- AIM -
Pull every line with the word "filename" out of the entries below.

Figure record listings
++++++++

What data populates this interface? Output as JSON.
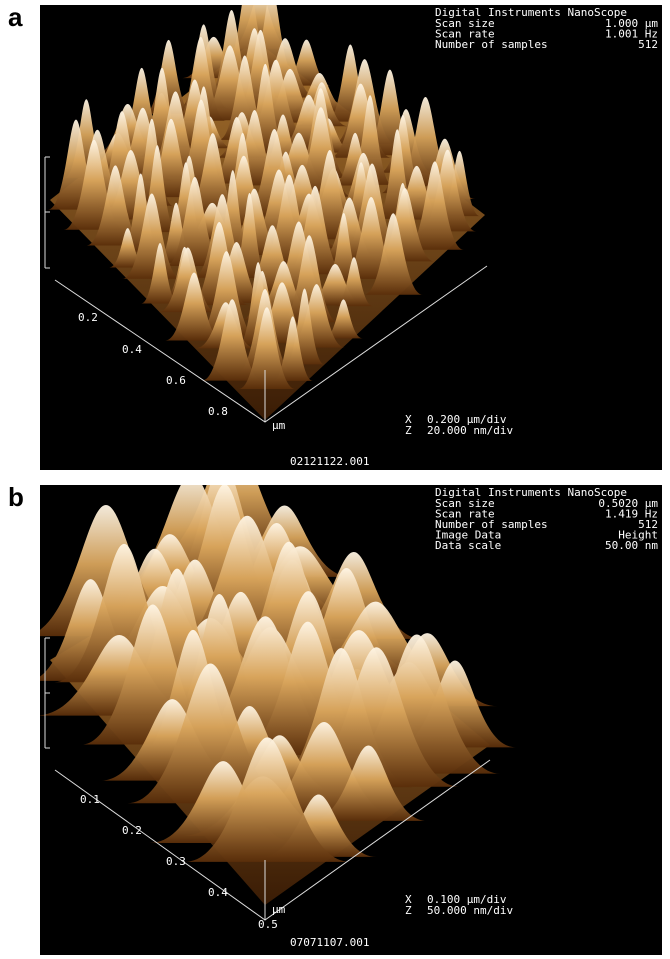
{
  "panels": [
    {
      "label": "a",
      "header": "Digital Instruments NanoScope",
      "params": [
        {
          "name": "Scan size",
          "value": "1.000 µm"
        },
        {
          "name": "Scan rate",
          "value": "1.001 Hz"
        },
        {
          "name": "Number of samples",
          "value": "512"
        }
      ],
      "axis_ticks": [
        "0.2",
        "0.4",
        "0.6",
        "0.8"
      ],
      "axis_unit": "µm",
      "scale": [
        {
          "axis": "X",
          "value": "0.200 µm/div"
        },
        {
          "axis": "Z",
          "value": "20.000 nm/div"
        }
      ],
      "filename": "02121122.001"
    },
    {
      "label": "b",
      "header": "Digital Instruments NanoScope",
      "params": [
        {
          "name": "Scan size",
          "value": "0.5020 µm"
        },
        {
          "name": "Scan rate",
          "value": "1.419 Hz"
        },
        {
          "name": "Number of samples",
          "value": "512"
        },
        {
          "name": "Image Data",
          "value": "Height"
        },
        {
          "name": "Data scale",
          "value": "50.00 nm"
        }
      ],
      "axis_ticks": [
        "0.1",
        "0.2",
        "0.3",
        "0.4",
        "0.5"
      ],
      "axis_unit": "µm",
      "scale": [
        {
          "axis": "X",
          "value": "0.100 µm/div"
        },
        {
          "axis": "Z",
          "value": "50.000 nm/div"
        }
      ],
      "filename": "07071107.001"
    }
  ]
}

++++++++

- EXERCISE ANSWER -
      "filename": "02121122.001"
      "filename": "07071107.001"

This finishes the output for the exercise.